**Task requirements**
Transcribe the records in full, keeping every character as it is.

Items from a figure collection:
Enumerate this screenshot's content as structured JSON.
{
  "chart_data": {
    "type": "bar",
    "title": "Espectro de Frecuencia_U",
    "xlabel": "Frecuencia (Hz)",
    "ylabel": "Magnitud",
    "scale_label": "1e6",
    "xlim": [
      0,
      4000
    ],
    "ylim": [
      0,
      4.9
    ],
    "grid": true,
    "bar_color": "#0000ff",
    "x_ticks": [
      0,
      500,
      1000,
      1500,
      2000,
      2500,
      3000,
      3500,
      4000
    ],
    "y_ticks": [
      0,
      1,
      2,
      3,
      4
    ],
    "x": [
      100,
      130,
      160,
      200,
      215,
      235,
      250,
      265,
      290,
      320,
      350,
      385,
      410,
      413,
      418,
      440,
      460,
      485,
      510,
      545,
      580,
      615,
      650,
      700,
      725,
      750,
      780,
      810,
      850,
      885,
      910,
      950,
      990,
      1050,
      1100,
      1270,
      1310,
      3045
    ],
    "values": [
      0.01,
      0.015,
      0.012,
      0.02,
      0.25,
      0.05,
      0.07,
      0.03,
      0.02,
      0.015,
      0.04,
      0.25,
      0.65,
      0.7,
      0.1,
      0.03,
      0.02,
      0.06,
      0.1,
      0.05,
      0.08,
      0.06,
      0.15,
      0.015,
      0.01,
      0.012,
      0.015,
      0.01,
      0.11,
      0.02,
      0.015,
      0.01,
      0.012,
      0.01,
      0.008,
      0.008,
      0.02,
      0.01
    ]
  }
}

**Output of the exercise**
Enumerate this screenshot's content as structured JSON.
{
  "chart_data": {
    "type": "bar",
    "title": "Espectro de Frecuencia_U",
    "xlabel": "Frecuencia (Hz)",
    "ylabel": "Magnitud",
    "scale_label": "1e6",
    "xlim": [
      0,
      4000
    ],
    "ylim": [
      0,
      4.9
    ],
    "grid": true,
    "bar_color": "#0000ff",
    "x_ticks": [
      0,
      500,
      1000,
      1500,
      2000,
      2500,
      3000,
      3500,
      4000
    ],
    "y_ticks": [
      0,
      1,
      2,
      3,
      4
    ],
    "x": [
      100,
      130,
      160,
      200,
      215,
      235,
      250,
      265,
      290,
      320,
      350,
      385,
      410,
      413,
      418,
      440,
      460,
      485,
      510,
      545,
      580,
      615,
      650,
      700,
      725,
      750,
      780,
      810,
      850,
      885,
      910,
      950,
      990,
      1050,
      1100,
      1270,
      1310,
      3045
    ],
    "values": [
      0.01,
      0.015,
      0.012,
      0.02,
      0.25,
      0.05,
      0.07,
      0.03,
      0.02,
      0.015,
      0.04,
      0.25,
      0.65,
      0.7,
      0.1,
      0.03,
      0.02,
      0.06,
      0.1,
      0.05,
      0.08,
      0.06,
      0.15,
      0.015,
      0.01,
      0.012,
      0.015,
      0.01,
      0.11,
      0.02,
      0.015,
      0.01,
      0.012,
      0.01,
      0.008,
      0.008,
      0.02,
      0.01
    ]
  }
}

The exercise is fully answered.